■ PROBLEM TO WORK ON: Look through the lines below and extract any with the word "emit".

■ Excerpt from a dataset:

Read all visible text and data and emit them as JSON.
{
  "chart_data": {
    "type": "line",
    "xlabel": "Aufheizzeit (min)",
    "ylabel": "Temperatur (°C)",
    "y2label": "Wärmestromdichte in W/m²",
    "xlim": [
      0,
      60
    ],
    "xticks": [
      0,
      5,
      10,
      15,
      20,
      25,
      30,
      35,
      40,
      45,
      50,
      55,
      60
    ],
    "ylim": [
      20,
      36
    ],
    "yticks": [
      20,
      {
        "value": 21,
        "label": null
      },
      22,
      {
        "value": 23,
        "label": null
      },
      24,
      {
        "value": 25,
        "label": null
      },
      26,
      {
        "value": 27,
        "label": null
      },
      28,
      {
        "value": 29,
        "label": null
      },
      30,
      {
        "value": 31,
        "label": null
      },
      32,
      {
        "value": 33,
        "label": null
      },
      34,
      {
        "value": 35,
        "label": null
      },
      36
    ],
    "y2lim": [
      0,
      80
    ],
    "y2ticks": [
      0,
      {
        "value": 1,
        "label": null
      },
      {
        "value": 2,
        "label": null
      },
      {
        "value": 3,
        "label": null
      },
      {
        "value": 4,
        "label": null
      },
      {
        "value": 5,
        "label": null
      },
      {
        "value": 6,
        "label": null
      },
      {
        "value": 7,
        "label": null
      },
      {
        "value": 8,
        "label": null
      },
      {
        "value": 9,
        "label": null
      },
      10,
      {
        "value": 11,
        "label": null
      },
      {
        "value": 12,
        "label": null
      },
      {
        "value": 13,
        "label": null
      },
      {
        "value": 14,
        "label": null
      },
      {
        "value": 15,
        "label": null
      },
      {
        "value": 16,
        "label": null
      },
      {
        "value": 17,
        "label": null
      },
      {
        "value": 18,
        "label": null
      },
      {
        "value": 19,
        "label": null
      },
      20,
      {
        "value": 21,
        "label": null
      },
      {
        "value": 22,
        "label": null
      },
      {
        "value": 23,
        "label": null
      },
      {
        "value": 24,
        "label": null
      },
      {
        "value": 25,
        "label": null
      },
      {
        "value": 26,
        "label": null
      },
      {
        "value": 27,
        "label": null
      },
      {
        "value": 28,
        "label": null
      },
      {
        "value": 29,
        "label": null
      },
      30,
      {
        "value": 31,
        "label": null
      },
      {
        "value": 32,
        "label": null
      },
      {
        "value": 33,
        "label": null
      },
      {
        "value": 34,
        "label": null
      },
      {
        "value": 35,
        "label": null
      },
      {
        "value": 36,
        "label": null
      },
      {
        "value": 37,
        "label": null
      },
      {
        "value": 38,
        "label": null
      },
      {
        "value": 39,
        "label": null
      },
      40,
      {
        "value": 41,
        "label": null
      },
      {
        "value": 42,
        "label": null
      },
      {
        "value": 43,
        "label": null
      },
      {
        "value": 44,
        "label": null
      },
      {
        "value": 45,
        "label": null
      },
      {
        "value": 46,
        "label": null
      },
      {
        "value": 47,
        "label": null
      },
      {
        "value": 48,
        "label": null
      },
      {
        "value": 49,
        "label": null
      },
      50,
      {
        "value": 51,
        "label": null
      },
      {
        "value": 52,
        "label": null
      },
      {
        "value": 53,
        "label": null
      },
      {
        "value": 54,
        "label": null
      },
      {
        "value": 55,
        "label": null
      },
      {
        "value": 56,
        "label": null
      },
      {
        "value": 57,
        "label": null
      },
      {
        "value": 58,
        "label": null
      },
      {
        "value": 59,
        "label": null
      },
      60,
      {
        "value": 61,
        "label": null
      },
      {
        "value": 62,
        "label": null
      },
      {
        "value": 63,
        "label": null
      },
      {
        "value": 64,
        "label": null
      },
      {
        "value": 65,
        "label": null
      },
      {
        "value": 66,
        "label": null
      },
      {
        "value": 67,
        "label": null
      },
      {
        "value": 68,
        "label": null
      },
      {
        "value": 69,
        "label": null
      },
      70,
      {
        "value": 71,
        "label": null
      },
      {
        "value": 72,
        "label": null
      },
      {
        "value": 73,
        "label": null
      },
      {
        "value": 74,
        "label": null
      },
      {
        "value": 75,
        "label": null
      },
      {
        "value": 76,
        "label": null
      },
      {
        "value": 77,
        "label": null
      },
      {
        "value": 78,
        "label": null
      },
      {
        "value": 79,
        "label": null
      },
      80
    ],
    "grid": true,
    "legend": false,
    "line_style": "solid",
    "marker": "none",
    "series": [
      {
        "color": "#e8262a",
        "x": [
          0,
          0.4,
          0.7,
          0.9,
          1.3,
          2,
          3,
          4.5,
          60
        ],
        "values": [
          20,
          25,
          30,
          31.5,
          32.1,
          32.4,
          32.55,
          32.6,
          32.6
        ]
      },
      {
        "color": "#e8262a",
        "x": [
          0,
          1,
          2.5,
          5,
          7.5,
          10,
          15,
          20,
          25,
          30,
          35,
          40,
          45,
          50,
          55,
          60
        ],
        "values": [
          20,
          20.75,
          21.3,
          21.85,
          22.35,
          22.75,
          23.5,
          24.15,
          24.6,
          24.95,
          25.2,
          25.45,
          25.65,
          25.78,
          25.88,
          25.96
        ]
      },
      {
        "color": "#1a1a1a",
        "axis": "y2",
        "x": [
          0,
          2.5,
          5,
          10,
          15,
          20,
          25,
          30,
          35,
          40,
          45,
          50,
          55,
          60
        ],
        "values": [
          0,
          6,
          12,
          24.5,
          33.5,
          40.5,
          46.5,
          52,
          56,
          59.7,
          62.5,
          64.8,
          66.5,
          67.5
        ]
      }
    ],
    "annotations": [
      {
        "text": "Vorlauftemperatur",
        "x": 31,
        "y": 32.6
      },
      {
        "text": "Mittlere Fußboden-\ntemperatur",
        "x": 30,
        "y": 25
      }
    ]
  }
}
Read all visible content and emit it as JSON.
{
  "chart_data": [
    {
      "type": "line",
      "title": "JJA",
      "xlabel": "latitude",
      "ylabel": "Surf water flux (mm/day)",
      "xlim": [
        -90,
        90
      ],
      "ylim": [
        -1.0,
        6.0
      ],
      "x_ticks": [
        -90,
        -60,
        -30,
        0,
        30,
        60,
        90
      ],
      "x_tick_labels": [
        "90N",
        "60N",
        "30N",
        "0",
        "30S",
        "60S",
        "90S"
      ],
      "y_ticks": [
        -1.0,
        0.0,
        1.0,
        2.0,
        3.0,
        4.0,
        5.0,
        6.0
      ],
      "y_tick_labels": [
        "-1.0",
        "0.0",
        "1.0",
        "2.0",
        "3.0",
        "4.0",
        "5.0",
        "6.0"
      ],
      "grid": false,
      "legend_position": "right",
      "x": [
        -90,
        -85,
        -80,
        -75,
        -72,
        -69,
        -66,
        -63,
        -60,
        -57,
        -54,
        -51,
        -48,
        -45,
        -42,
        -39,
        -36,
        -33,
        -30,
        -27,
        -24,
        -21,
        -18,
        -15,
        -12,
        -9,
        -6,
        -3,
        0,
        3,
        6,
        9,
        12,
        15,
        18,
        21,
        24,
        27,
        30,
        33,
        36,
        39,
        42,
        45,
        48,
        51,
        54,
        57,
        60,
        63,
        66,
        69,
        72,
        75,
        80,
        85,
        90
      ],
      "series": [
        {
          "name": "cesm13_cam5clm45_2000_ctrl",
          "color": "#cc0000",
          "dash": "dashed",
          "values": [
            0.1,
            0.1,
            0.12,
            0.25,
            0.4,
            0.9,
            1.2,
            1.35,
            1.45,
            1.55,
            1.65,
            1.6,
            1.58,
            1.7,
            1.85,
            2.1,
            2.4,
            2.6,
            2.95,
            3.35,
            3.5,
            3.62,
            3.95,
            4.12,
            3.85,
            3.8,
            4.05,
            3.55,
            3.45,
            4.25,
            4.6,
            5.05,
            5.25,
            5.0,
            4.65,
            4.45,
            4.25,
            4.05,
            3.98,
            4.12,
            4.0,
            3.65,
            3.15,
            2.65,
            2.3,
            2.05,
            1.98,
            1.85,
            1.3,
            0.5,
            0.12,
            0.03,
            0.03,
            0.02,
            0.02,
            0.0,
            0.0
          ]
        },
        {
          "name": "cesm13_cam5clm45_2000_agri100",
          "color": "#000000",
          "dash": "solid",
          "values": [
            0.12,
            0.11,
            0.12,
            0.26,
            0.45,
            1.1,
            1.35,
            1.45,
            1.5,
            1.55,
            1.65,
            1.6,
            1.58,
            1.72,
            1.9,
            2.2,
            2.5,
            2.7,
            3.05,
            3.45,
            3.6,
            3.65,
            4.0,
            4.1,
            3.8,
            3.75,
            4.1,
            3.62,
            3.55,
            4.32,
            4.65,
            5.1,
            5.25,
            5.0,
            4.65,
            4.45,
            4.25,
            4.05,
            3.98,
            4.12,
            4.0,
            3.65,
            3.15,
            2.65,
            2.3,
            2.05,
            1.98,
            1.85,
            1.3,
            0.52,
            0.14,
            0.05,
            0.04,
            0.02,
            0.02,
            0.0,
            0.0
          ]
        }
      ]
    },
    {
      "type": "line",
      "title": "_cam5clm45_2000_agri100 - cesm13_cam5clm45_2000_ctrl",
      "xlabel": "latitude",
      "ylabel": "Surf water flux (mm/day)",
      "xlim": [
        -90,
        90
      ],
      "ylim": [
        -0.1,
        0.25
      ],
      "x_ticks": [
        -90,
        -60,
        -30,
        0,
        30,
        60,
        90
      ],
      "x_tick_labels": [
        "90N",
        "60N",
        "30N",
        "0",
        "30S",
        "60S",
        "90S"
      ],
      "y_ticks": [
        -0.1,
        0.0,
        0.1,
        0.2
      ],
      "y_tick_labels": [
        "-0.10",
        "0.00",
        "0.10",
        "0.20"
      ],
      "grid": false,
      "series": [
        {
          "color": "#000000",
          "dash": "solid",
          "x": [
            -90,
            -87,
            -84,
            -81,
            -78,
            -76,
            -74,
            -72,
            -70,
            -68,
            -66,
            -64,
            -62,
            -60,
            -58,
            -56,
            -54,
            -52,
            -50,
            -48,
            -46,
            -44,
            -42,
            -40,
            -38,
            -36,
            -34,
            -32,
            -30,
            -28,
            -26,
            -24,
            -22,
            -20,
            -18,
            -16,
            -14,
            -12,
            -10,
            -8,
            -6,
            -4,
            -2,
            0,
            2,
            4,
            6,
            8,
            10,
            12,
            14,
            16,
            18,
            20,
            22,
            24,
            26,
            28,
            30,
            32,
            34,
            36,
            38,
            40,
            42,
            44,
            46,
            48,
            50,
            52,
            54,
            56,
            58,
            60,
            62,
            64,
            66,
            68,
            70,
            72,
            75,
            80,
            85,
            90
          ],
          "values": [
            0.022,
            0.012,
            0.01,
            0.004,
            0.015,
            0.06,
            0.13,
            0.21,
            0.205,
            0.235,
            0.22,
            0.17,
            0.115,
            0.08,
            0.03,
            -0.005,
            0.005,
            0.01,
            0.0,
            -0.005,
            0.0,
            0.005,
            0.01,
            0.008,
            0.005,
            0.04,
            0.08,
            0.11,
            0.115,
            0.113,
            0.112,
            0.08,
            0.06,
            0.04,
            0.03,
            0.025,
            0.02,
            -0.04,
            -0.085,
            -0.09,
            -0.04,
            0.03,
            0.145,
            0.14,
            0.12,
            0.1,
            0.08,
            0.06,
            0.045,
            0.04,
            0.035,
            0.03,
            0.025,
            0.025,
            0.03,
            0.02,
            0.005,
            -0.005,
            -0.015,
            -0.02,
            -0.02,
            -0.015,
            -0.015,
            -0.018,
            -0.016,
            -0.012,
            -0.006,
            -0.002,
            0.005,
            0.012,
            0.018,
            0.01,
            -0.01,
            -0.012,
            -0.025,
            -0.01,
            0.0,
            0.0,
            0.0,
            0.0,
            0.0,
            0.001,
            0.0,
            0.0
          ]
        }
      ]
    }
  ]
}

■ TASK OUTPUT:
Read all visible text and data and emit them as JSON.
Read all visible content and emit it as JSON.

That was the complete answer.